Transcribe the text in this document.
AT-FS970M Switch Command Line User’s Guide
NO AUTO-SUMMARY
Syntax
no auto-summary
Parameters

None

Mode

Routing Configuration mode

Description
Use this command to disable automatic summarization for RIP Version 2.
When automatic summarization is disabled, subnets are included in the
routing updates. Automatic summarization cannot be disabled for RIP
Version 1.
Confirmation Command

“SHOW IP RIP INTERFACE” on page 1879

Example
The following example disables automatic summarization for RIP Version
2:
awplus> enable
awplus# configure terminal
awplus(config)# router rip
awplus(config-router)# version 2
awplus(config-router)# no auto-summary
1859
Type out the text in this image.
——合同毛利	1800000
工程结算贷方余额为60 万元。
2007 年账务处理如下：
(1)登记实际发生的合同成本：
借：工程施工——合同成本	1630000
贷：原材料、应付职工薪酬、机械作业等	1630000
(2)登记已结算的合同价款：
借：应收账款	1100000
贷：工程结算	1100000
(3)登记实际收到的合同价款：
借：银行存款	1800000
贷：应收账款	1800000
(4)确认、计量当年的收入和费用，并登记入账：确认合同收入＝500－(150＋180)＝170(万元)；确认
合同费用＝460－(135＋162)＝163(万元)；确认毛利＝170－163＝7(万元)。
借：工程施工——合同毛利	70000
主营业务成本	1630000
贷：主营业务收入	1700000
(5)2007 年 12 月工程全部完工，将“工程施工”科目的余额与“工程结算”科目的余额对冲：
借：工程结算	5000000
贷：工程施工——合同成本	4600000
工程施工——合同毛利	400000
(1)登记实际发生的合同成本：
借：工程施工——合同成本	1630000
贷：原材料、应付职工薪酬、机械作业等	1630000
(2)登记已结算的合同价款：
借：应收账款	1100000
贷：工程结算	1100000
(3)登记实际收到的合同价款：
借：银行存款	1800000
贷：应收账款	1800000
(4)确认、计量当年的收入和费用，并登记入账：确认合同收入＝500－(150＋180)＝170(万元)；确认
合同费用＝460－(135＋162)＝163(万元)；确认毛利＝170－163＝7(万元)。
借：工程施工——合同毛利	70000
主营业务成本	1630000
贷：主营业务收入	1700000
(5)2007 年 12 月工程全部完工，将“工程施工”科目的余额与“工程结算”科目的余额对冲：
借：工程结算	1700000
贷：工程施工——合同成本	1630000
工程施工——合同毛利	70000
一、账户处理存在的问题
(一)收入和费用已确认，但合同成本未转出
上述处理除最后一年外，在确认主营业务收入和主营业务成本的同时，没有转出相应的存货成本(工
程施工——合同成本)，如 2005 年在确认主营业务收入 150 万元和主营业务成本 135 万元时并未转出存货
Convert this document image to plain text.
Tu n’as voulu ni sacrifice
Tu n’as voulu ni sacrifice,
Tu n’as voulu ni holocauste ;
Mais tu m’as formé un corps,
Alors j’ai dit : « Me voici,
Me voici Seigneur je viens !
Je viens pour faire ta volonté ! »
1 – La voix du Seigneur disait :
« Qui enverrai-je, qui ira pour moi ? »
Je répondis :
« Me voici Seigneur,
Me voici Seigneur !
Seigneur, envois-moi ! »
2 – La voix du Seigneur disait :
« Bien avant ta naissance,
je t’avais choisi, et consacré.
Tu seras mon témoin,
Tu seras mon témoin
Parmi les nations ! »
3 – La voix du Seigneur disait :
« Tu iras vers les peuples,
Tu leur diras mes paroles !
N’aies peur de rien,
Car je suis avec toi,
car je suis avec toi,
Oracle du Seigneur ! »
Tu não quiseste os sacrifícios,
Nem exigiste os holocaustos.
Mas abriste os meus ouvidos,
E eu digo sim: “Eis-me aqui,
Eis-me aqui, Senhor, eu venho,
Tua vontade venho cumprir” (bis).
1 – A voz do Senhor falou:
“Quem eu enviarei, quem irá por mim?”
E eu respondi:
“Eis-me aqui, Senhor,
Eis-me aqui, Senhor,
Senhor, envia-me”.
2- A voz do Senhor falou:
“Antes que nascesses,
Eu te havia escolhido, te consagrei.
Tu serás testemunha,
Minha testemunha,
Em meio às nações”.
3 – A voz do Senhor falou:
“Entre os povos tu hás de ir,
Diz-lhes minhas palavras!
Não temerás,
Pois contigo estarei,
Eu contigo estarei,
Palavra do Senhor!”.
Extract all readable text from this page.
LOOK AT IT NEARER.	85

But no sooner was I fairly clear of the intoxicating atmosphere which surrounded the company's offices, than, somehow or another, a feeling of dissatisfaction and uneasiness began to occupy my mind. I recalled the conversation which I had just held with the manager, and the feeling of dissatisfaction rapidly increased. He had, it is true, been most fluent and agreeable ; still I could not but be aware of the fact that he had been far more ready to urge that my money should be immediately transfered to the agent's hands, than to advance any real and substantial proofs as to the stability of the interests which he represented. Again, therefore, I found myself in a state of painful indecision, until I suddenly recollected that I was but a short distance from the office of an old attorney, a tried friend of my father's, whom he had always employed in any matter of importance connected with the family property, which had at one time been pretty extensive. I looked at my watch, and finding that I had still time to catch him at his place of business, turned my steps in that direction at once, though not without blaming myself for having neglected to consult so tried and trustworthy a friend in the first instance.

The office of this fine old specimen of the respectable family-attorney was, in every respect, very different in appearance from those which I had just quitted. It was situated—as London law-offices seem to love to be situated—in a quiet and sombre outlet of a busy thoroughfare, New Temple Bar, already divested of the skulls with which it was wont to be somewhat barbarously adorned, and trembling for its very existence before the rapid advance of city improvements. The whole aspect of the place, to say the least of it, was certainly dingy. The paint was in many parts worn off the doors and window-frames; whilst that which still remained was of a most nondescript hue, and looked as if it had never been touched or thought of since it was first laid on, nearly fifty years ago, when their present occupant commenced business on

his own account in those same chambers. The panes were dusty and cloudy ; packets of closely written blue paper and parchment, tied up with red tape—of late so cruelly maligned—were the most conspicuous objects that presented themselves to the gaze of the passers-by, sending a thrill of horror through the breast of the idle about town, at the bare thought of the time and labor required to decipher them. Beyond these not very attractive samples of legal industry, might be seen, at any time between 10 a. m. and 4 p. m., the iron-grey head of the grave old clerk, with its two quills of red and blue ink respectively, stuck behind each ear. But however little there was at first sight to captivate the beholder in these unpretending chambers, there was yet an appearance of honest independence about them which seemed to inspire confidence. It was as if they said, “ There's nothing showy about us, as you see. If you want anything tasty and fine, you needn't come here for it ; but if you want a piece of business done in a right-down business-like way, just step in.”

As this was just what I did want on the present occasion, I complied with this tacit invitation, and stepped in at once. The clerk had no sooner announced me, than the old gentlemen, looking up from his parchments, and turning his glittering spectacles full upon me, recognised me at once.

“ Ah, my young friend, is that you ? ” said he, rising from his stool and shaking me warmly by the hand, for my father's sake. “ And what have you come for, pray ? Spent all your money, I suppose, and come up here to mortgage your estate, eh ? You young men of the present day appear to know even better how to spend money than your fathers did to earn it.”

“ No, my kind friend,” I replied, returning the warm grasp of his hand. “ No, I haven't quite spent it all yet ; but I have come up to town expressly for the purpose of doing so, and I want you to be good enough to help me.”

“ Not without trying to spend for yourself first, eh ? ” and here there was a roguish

What the task asks: Count the lines above in which the word "awplus" appears, then state only that count.

Response below: 5